(Data records for software interfaces)
----------
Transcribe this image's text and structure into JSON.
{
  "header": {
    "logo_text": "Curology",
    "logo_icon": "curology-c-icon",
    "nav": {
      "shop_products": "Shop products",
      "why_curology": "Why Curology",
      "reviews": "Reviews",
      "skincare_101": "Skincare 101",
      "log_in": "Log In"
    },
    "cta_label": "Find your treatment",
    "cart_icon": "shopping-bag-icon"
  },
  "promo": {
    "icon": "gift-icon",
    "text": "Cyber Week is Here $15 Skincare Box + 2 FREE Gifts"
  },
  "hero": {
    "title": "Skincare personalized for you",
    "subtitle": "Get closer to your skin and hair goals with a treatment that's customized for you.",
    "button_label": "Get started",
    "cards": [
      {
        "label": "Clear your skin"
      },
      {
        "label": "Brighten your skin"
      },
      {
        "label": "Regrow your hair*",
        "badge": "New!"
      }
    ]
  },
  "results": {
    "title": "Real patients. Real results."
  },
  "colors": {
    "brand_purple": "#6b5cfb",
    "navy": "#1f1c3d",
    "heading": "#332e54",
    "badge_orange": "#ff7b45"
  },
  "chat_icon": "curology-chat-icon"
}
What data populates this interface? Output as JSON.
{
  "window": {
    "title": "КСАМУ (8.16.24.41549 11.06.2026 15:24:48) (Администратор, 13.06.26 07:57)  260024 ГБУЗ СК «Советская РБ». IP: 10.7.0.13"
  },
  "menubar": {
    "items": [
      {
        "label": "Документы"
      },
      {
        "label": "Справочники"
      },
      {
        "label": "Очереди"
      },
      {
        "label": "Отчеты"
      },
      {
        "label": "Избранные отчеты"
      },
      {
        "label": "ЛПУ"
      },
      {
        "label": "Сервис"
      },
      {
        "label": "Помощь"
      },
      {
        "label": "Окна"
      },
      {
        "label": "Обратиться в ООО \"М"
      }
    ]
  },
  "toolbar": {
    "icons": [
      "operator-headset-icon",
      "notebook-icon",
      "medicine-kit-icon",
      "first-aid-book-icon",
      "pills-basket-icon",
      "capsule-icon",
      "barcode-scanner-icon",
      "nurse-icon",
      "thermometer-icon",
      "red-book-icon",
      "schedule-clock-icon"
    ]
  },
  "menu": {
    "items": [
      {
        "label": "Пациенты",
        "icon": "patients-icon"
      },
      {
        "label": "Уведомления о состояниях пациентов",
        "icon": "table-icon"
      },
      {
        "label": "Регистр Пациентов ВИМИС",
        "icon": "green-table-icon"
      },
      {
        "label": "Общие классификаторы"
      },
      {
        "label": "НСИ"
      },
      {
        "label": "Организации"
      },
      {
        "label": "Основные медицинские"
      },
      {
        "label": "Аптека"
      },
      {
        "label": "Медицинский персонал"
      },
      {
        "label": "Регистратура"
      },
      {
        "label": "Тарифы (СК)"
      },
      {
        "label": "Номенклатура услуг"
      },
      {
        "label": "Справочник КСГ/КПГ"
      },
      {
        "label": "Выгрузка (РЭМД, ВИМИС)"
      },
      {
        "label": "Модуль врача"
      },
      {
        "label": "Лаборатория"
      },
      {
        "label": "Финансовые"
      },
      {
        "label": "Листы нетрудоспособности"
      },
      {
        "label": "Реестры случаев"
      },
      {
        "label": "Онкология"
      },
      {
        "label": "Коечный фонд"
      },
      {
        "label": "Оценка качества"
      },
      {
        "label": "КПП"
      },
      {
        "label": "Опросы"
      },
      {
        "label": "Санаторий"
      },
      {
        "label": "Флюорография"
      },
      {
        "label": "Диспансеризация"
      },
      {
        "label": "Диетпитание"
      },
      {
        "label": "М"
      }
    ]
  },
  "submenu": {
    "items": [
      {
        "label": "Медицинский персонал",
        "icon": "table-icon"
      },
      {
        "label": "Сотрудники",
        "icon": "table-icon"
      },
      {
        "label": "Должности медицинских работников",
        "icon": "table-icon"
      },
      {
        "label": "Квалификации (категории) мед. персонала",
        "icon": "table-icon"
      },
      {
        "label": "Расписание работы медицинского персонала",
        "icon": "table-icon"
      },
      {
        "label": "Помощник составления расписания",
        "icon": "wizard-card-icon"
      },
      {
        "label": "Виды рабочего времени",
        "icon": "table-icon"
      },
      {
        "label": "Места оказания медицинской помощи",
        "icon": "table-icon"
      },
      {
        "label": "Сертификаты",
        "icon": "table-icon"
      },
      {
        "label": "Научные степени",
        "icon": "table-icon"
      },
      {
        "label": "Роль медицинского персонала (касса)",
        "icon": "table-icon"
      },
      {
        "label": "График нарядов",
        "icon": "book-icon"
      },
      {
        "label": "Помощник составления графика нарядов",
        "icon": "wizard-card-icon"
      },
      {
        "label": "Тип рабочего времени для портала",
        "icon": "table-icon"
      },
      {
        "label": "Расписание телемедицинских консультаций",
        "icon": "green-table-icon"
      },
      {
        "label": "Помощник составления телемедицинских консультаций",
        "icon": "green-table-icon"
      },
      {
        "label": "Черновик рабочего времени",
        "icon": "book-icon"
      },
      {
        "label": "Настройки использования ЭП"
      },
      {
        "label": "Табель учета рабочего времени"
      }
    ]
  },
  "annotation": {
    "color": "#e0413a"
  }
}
----------
• _Exercise goal_:
The lines to return are those in the records above that hold the word "персонала".

• _The answer_:
        "label": "Квалификации (категории) мед. персонала",
        "label": "Расписание работы медицинского персонала",
        "label": "Роль медицинского персонала (касса)",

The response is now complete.